SHORT EXERCISE |
Look through the lines below and extract any with the word "have".

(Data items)
════════════════
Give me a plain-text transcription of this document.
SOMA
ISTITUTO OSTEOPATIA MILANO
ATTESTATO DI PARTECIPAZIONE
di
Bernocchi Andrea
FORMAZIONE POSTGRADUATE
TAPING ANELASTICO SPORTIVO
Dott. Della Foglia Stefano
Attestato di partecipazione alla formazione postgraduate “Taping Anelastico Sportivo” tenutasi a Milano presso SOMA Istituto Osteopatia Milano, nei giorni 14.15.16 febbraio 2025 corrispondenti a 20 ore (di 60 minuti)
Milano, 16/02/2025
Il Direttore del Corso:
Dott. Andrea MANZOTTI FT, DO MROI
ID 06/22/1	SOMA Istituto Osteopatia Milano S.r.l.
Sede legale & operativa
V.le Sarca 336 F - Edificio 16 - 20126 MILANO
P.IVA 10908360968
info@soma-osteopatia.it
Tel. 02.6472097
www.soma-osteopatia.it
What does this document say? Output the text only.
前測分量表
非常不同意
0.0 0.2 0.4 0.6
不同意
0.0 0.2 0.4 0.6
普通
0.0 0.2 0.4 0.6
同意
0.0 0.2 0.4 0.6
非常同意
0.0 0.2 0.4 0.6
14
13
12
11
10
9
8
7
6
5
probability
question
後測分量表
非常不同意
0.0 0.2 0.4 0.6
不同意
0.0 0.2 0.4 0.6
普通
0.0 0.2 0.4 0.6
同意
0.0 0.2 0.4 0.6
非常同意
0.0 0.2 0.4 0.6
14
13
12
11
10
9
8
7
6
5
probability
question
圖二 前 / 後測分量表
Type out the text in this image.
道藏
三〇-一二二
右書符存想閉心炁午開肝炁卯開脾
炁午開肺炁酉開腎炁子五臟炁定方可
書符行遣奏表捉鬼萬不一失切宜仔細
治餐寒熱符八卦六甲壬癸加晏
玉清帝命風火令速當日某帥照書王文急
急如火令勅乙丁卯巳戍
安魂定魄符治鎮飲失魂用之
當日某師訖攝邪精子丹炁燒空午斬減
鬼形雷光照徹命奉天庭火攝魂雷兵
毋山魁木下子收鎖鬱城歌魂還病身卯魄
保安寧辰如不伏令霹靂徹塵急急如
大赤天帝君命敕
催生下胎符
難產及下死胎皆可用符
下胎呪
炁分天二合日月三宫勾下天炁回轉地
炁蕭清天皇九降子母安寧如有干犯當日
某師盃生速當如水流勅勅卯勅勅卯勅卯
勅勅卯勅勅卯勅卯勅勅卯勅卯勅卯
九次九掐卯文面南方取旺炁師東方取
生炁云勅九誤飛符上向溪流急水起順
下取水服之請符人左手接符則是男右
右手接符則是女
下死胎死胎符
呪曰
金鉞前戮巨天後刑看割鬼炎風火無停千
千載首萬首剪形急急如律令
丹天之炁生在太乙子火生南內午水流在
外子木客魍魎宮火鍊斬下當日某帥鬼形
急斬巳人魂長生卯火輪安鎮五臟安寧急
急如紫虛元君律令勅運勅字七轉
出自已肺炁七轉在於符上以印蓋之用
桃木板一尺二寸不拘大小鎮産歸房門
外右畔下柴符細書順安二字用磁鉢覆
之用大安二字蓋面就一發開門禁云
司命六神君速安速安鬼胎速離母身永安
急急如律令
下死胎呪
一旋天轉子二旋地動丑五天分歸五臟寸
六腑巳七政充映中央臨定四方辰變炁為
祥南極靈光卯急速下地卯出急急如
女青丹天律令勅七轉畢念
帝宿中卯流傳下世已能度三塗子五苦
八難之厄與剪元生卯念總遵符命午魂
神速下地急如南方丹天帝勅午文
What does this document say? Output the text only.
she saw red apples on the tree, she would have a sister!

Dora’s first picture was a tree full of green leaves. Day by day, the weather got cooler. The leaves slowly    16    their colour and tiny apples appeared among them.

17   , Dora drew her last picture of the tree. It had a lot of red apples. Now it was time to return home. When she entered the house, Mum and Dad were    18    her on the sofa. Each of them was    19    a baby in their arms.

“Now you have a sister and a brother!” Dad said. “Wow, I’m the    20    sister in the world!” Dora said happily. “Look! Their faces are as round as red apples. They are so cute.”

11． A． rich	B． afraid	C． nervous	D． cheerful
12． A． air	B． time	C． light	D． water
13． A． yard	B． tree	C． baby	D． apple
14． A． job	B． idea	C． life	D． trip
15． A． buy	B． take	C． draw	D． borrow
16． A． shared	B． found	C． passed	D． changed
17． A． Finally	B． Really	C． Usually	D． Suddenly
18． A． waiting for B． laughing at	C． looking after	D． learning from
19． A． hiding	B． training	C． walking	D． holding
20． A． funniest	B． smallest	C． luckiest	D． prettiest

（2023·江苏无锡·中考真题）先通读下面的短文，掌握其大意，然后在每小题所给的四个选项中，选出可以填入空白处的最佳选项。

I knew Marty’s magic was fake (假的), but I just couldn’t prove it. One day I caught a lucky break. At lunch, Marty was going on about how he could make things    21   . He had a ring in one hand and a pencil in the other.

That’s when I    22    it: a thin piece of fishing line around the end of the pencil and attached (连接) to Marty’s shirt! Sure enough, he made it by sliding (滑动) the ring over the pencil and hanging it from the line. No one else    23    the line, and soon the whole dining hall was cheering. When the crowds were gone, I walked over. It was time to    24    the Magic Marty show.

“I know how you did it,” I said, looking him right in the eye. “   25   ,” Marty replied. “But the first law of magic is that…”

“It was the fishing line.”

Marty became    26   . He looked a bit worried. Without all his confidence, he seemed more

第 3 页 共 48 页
════════════════
RESULT FOR THIS EXERCISE |
she saw red apples on the tree, she would have a sister!
“Now you have a sister and a brother!” Dad said. “Wow, I’m the    20    sister in the world!” Dora said happily. “Look! Their faces are as round as red apples. They are so cute.”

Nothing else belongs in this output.